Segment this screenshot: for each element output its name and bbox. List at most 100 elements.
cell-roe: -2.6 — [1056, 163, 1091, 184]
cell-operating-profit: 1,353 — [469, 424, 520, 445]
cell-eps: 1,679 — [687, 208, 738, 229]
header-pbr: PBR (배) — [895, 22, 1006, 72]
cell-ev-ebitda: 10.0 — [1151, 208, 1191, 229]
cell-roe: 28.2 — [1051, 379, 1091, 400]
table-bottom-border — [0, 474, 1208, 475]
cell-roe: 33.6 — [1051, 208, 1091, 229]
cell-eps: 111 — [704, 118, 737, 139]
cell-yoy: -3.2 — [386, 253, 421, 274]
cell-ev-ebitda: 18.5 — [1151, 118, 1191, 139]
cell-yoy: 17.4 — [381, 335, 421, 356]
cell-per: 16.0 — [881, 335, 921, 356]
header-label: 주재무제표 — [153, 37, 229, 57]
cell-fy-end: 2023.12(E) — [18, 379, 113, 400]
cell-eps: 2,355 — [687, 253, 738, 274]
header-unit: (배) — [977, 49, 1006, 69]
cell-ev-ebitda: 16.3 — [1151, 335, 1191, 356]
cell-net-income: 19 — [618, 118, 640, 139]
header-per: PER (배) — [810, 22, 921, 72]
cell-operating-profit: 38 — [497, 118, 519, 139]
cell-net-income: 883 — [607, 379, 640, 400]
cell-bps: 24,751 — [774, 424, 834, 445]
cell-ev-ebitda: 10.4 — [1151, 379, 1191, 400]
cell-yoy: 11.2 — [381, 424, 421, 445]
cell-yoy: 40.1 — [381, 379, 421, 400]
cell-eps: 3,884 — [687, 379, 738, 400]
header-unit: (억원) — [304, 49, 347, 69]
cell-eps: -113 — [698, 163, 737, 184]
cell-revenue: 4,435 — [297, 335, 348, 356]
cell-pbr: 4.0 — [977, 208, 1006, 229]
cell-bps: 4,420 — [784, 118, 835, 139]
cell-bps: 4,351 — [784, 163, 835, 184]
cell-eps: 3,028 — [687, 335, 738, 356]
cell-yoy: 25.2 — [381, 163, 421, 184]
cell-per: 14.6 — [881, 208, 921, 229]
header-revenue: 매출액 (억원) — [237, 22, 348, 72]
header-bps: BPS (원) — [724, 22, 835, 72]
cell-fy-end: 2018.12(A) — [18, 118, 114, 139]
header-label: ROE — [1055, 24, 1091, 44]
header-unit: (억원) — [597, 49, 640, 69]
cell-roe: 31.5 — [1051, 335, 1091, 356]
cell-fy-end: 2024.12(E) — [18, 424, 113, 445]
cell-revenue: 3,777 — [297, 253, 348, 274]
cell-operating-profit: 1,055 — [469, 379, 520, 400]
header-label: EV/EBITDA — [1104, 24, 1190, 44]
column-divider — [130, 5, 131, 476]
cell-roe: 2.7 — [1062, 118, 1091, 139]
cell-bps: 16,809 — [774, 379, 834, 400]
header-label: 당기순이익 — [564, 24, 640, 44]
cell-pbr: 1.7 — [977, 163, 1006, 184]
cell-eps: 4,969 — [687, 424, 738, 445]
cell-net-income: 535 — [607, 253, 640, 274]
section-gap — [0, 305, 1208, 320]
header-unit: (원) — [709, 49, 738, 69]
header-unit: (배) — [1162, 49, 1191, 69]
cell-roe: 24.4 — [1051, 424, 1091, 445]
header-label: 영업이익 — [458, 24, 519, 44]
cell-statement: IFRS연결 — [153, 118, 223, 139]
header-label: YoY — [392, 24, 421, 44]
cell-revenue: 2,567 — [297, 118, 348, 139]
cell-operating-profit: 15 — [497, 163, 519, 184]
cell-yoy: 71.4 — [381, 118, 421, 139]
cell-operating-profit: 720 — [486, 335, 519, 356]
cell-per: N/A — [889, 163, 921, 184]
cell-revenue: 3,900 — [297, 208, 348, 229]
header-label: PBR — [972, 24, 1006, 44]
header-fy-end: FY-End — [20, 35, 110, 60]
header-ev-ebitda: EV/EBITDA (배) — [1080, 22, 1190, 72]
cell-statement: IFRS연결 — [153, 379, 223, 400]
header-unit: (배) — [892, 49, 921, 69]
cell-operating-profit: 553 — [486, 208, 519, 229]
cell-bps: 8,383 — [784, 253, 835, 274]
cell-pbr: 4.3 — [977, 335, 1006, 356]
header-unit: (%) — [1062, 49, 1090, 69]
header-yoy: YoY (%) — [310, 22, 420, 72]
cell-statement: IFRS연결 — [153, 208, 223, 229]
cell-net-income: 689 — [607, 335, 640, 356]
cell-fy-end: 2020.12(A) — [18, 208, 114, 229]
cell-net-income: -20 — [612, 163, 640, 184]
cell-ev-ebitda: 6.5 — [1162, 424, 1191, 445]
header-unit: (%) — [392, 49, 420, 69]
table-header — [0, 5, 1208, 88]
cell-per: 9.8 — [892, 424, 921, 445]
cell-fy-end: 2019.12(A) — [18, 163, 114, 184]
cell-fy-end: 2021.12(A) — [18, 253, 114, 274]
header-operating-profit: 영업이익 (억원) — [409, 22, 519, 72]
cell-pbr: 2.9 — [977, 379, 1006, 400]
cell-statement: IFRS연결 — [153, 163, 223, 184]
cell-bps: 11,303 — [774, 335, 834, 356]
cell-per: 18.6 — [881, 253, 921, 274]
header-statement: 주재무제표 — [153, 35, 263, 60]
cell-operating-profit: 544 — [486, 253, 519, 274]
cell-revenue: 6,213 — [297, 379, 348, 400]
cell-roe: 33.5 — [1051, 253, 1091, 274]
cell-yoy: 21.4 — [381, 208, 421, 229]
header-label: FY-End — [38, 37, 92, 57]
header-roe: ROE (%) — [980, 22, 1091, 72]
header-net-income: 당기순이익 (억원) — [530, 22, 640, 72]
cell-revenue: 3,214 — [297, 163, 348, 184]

Task requirements> Reproduce all of the lines above exactly as they appear.

Answer for this exercise>
Segment this screenshot: for each element output its name and bbox. List at most 100 elements.
cell-roe: -2.6 — [1056, 163, 1091, 184]
cell-operating-profit: 1,353 — [469, 424, 520, 445]
cell-eps: 1,679 — [687, 208, 738, 229]
header-pbr: PBR (배) — [895, 22, 1006, 72]
cell-ev-ebitda: 10.0 — [1151, 208, 1191, 229]
cell-roe: 28.2 — [1051, 379, 1091, 400]
table-bottom-border — [0, 474, 1208, 475]
cell-roe: 33.6 — [1051, 208, 1091, 229]
cell-eps: 111 — [704, 118, 737, 139]
cell-yoy: -3.2 — [386, 253, 421, 274]
cell-ev-ebitda: 18.5 — [1151, 118, 1191, 139]
cell-yoy: 17.4 — [381, 335, 421, 356]
cell-per: 16.0 — [881, 335, 921, 356]
header-label: 주재무제표 — [153, 37, 229, 57]
cell-fy-end: 2023.12(E) — [18, 379, 113, 400]
cell-eps: 2,355 — [687, 253, 738, 274]
header-unit: (배) — [977, 49, 1006, 69]
cell-ev-ebitda: 16.3 — [1151, 335, 1191, 356]
cell-net-income: 19 — [618, 118, 640, 139]
header-per: PER (배) — [810, 22, 921, 72]
cell-operating-profit: 38 — [497, 118, 519, 139]
cell-net-income: 883 — [607, 379, 640, 400]
cell-bps: 24,751 — [774, 424, 834, 445]
cell-ev-ebitda: 10.4 — [1151, 379, 1191, 400]
cell-yoy: 11.2 — [381, 424, 421, 445]
cell-yoy: 40.1 — [381, 379, 421, 400]
cell-eps: 3,884 — [687, 379, 738, 400]
header-unit: (억원) — [304, 49, 347, 69]
cell-eps: -113 — [698, 163, 737, 184]
cell-revenue: 4,435 — [297, 335, 348, 356]
cell-pbr: 4.0 — [977, 208, 1006, 229]
cell-bps: 4,420 — [784, 118, 835, 139]
cell-bps: 4,351 — [784, 163, 835, 184]
cell-eps: 3,028 — [687, 335, 738, 356]
cell-yoy: 25.2 — [381, 163, 421, 184]
cell-per: 14.6 — [881, 208, 921, 229]
header-revenue: 매출액 (억원) — [237, 22, 348, 72]
header-bps: BPS (원) — [724, 22, 835, 72]
cell-fy-end: 2018.12(A) — [18, 118, 114, 139]
header-label: ROE — [1055, 24, 1091, 44]
header-unit: (억원) — [597, 49, 640, 69]
cell-roe: 31.5 — [1051, 335, 1091, 356]
cell-fy-end: 2024.12(E) — [18, 424, 113, 445]
cell-revenue: 3,777 — [297, 253, 348, 274]
cell-operating-profit: 1,055 — [469, 379, 520, 400]
header-label: EV/EBITDA — [1104, 24, 1190, 44]
column-divider — [130, 5, 131, 476]
cell-roe: 2.7 — [1062, 118, 1091, 139]
cell-bps: 16,809 — [774, 379, 834, 400]
header-label: 당기순이익 — [564, 24, 640, 44]
cell-pbr: 1.7 — [977, 163, 1006, 184]
cell-eps: 4,969 — [687, 424, 738, 445]
cell-net-income: 535 — [607, 253, 640, 274]
section-gap — [0, 305, 1208, 320]
header-unit: (원) — [709, 49, 738, 69]
header-unit: (배) — [1162, 49, 1191, 69]
cell-roe: 24.4 — [1051, 424, 1091, 445]
header-label: 영업이익 — [458, 24, 519, 44]
cell-statement: IFRS연결 — [153, 118, 223, 139]
header-label: YoY — [392, 24, 421, 44]
cell-revenue: 2,567 — [297, 118, 348, 139]
cell-operating-profit: 15 — [497, 163, 519, 184]
cell-yoy: 71.4 — [381, 118, 421, 139]
cell-operating-profit: 720 — [486, 335, 519, 356]
cell-per: N/A — [889, 163, 921, 184]
cell-revenue: 3,900 — [297, 208, 348, 229]
header-label: PBR — [972, 24, 1006, 44]
header-fy-end: FY-End — [20, 35, 110, 60]
header-ev-ebitda: EV/EBITDA (배) — [1080, 22, 1190, 72]
cell-statement: IFRS연결 — [153, 379, 223, 400]
header-unit: (배) — [892, 49, 921, 69]
cell-operating-profit: 553 — [486, 208, 519, 229]
cell-bps: 8,383 — [784, 253, 835, 274]
cell-pbr: 4.3 — [977, 335, 1006, 356]
header-unit: (%) — [1062, 49, 1090, 69]
header-yoy: YoY (%) — [310, 22, 420, 72]
cell-statement: IFRS연결 — [153, 208, 223, 229]
cell-net-income: 689 — [607, 335, 640, 356]
cell-fy-end: 2020.12(A) — [18, 208, 114, 229]
cell-net-income: -20 — [612, 163, 640, 184]
cell-ev-ebitda: 6.5 — [1162, 424, 1191, 445]
header-unit: (%) — [392, 49, 420, 69]
table-header — [0, 5, 1208, 88]
cell-per: 9.8 — [892, 424, 921, 445]
cell-fy-end: 2019.12(A) — [18, 163, 114, 184]
cell-fy-end: 2021.12(A) — [18, 253, 114, 274]
header-operating-profit: 영업이익 (억원) — [409, 22, 519, 72]
cell-pbr: 2.9 — [977, 379, 1006, 400]
cell-statement: IFRS연결 — [153, 163, 223, 184]
cell-bps: 11,303 — [774, 335, 834, 356]
cell-per: 18.6 — [881, 253, 921, 274]
header-statement: 주재무제표 — [153, 35, 263, 60]
cell-operating-profit: 544 — [486, 253, 519, 274]
cell-revenue: 6,213 — [297, 379, 348, 400]
cell-roe: 33.5 — [1051, 253, 1091, 274]
cell-yoy: 21.4 — [381, 208, 421, 229]
header-label: FY-End — [38, 37, 92, 57]
header-roe: ROE (%) — [980, 22, 1091, 72]
header-net-income: 당기순이익 (억원) — [530, 22, 640, 72]
cell-revenue: 3,214 — [297, 163, 348, 184]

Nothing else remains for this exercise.